* start Supplied records *

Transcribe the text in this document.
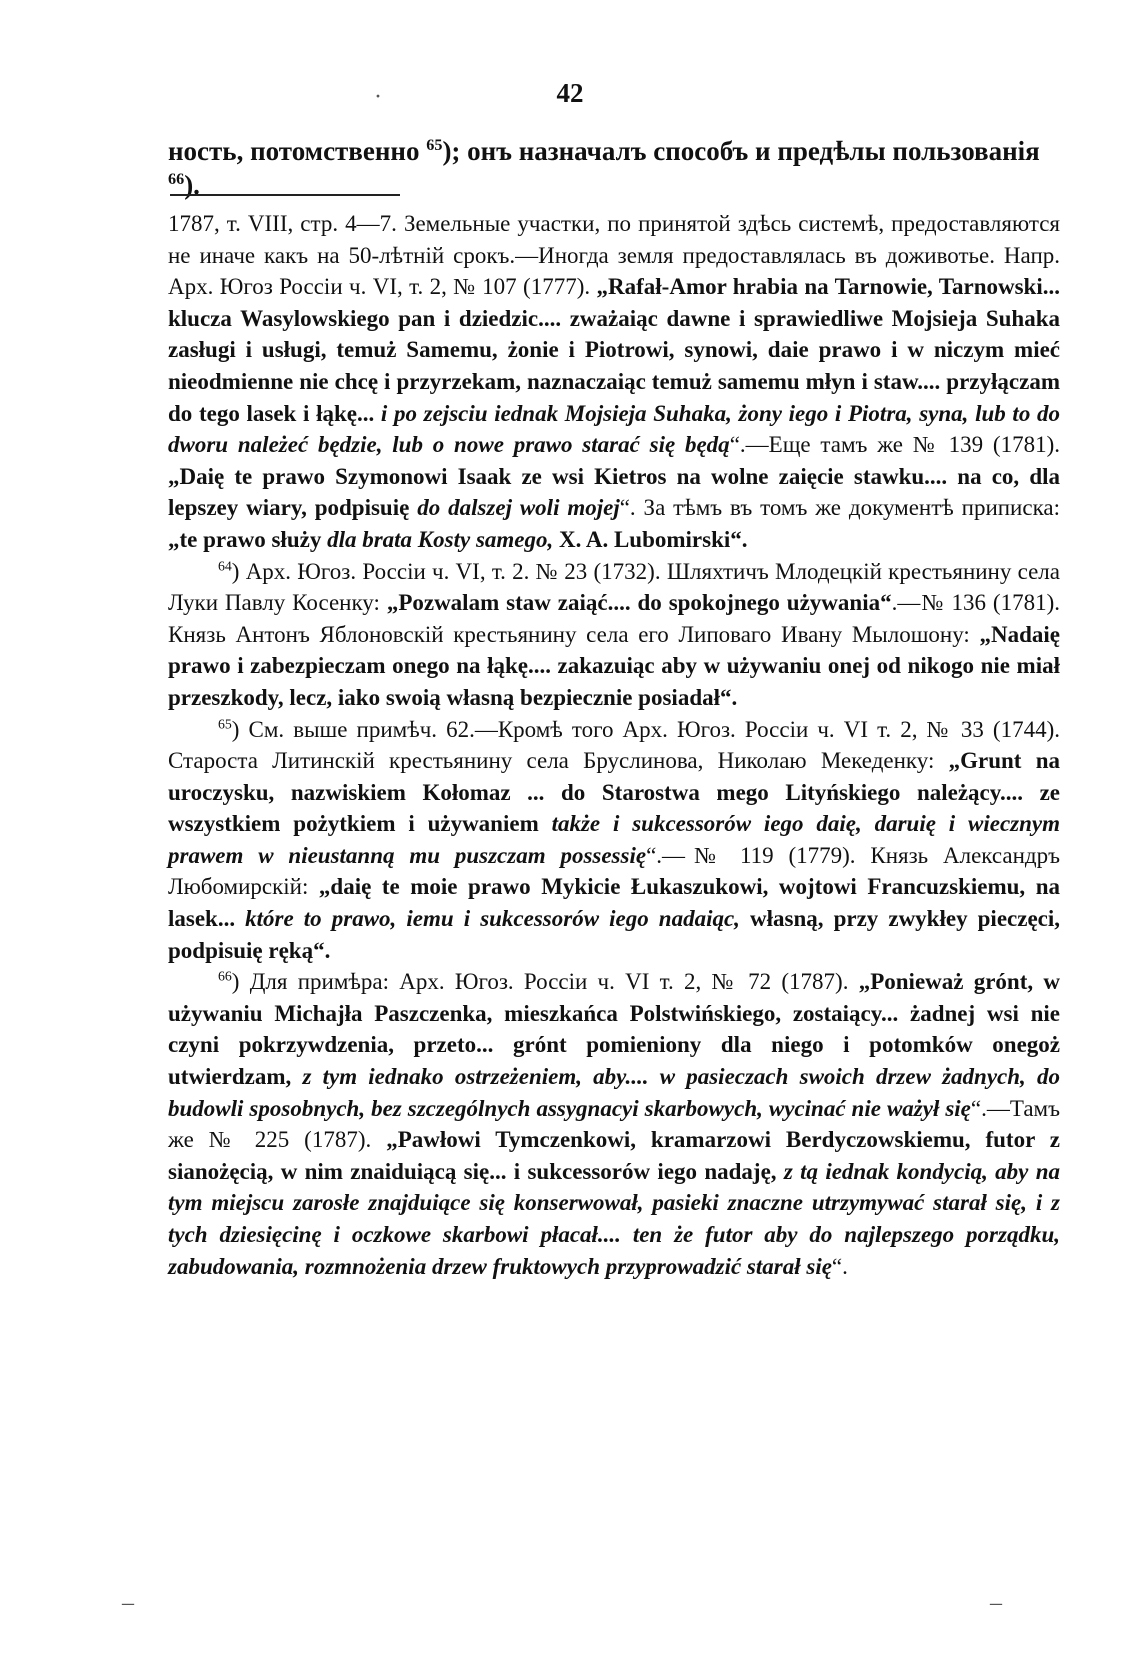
·	42
ность, потомственно $^{65}$); онъ назначалъ способъ и предѣлы пользованія $^{66}$).

1787, т. VIII, стр. 4—7. Земельные участки, по принятой здѣсь системѣ, предоставляются не иначе какъ на 50-лѣтній срокъ.—Иногда земля предоставлялась въ доживотье. Напр. Арх. Югоз Россіи ч. VI, т. 2, № 107 (1777). „Rafał-Amor hrabia na Tarnowie, Tarnowski... klucza Wasylowskiego pan i dziedzic.... zważaiąc dawne i sprawiedliwe Mojsieja Suhaka zasługi i usługi, temuż Samemu, żonie i Piotrowi, synowi, daie prawo i w niczym mieć nieodmienne nie chcę i przyrzekam, naznaczaiąc temuż samemu młyn i staw.... przyłączam do tego lasek i łąkę... i po zejsciu iednak Mojsieja Suhaka, żony iego i Piotra, syna, lub to do dworu należeć będzie, lub o nowe prawo starać się będą“.—Еще тамъ же № 139 (1781). „Daię te prawo Szymonowi Isaak ze wsi Kietros na wolne zaięcie stawku.... na co, dla lepszey wiary, podpisuię do dalszej woli mojej“. За тѣмъ въ томъ же документѣ приписка: „te prawo służy dla brata Kosty samego, X. A. Lubomirski“.

$^{64}$) Арх. Югоз. Россіи ч. VI, т. 2. № 23 (1732). Шляхтичъ Млодецкій крестьянину села Луки Павлу Косенку: „Pozwalam staw zaiąć.... do spokojnego używania“.—№ 136 (1781). Князь Антонъ Яблоновскій крестьянину села его Липоваго Ивану Мылошону: „Nadaię prawo i zabezpieczam onego na łąkę.... zakazuiąc aby w używaniu onej od nikogo nie miał przeszkody, lecz, iako swoią własną bezpiecznie posiadał“.

$^{65}$) См. выше примѣч. 62.—Кромѣ того Арх. Югоз. Россіи ч. VI т. 2, № 33 (1744). Староста Литинскій крестьянину села Бруслинова, Николаю Мекеденку: „Grunt na uroczysku, nazwiskiem Kołomaz ... do Starostwa mego Lityńskiego należący.... ze wszystkiem pożytkiem i używaniem także i sukcessorów iego daię, daruię i wiecznym prawem w nieustanną mu puszczam possessię“.—№ 119 (1779). Князь Александръ Любомирскій: „daię te moie prawo Mykicie Łukaszukowi, wojtowi Francuzskiemu, na lasek... które to prawo, iemu i sukcessorów iego nadaiąc, własną, przy zwykłey pieczęci, podpisuię ręką“.

$^{66}$) Для примѣра: Арх. Югоз. Россіи ч. VI т. 2, № 72 (1787). „Ponieważ grónt, w używaniu Michajła Paszczenka, mieszkańca Polstwińskiego, zostaiący... żadnej wsi nie czyni pokrzywdzenia, przeto... grónt pomieniony dla niego i potomków onegoż utwierdzam, z tym iednako ostrzeżeniem, aby.... w pasieczach swoich drzew żadnych, do budowli sposobnych, bez szczególnych assygnacyi skarbowych, wycinać nie ważył się“.—Тамъ же № 225 (1787). „Pawłowi Tymczenkowi, kramarzowi Berdyczowskiemu, futor z sianożęcią, w nim znaiduiącą się... i sukcessorów iego nadaję, z tą iednak kondycią, aby na tym miejscu zarosłe znajduiące się konserwował, pasieki znaczne utrzymywać starał się, i z tych dziesięcinę i oczkowe skarbowi płacał.... ten że futor aby do najlepszego porządku, zabudowania, rozmnożenia drzew fruktowych przyprowadzić starał się“.

–	–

* end Supplied records *

_Aim of the task_
Reproduce the data verbatim. Do not carry any picture into the copy.

_Response_
Transcribe the text in this document.
·	42
ность, потомственно $^{65}$); онъ назначалъ способъ и предѣлы пользованія $^{66}$).

1787, т. VIII, стр. 4—7. Земельные участки, по принятой здѣсь системѣ, предоставляются не иначе какъ на 50-лѣтній срокъ.—Иногда земля предоставлялась въ доживотье. Напр. Арх. Югоз Россіи ч. VI, т. 2, № 107 (1777). „Rafał-Amor hrabia na Tarnowie, Tarnowski... klucza Wasylowskiego pan i dziedzic.... zważaiąc dawne i sprawiedliwe Mojsieja Suhaka zasługi i usługi, temuż Samemu, żonie i Piotrowi, synowi, daie prawo i w niczym mieć nieodmienne nie chcę i przyrzekam, naznaczaiąc temuż samemu młyn i staw.... przyłączam do tego lasek i łąkę... i po zejsciu iednak Mojsieja Suhaka, żony iego i Piotra, syna, lub to do dworu należeć będzie, lub o nowe prawo starać się będą“.—Еще тамъ же № 139 (1781). „Daię te prawo Szymonowi Isaak ze wsi Kietros na wolne zaięcie stawku.... na co, dla lepszey wiary, podpisuię do dalszej woli mojej“. За тѣмъ въ томъ же документѣ приписка: „te prawo służy dla brata Kosty samego, X. A. Lubomirski“.

$^{64}$) Арх. Югоз. Россіи ч. VI, т. 2. № 23 (1732). Шляхтичъ Млодецкій крестьянину села Луки Павлу Косенку: „Pozwalam staw zaiąć.... do spokojnego używania“.—№ 136 (1781). Князь Антонъ Яблоновскій крестьянину села его Липоваго Ивану Мылошону: „Nadaię prawo i zabezpieczam onego na łąkę.... zakazuiąc aby w używaniu onej od nikogo nie miał przeszkody, lecz, iako swoią własną bezpiecznie posiadał“.

$^{65}$) См. выше примѣч. 62.—Кромѣ того Арх. Югоз. Россіи ч. VI т. 2, № 33 (1744). Староста Литинскій крестьянину села Бруслинова, Николаю Мекеденку: „Grunt na uroczysku, nazwiskiem Kołomaz ... do Starostwa mego Lityńskiego należący.... ze wszystkiem pożytkiem i używaniem także i sukcessorów iego daię, daruię i wiecznym prawem w nieustanną mu puszczam possessię“.—№ 119 (1779). Князь Александръ Любомирскій: „daię te moie prawo Mykicie Łukaszukowi, wojtowi Francuzskiemu, na lasek... które to prawo, iemu i sukcessorów iego nadaiąc, własną, przy zwykłey pieczęci, podpisuię ręką“.

$^{66}$) Для примѣра: Арх. Югоз. Россіи ч. VI т. 2, № 72 (1787). „Ponieważ grónt, w używaniu Michajła Paszczenka, mieszkańca Polstwińskiego, zostaiący... żadnej wsi nie czyni pokrzywdzenia, przeto... grónt pomieniony dla niego i potomków onegoż utwierdzam, z tym iednako ostrzeżeniem, aby.... w pasieczach swoich drzew żadnych, do budowli sposobnych, bez szczególnych assygnacyi skarbowych, wycinać nie ważył się“.—Тамъ же № 225 (1787). „Pawłowi Tymczenkowi, kramarzowi Berdyczowskiemu, futor z sianożęcią, w nim znaiduiącą się... i sukcessorów iego nadaję, z tą iednak kondycią, aby na tym miejscu zarosłe znajduiące się konserwował, pasieki znaczne utrzymywać starał się, i z tych dziesięcinę i oczkowe skarbowi płacał.... ten że futor aby do najlepszego porządku, zabudowania, rozmnożenia drzew fruktowych przyprowadzić starał się“.

–	–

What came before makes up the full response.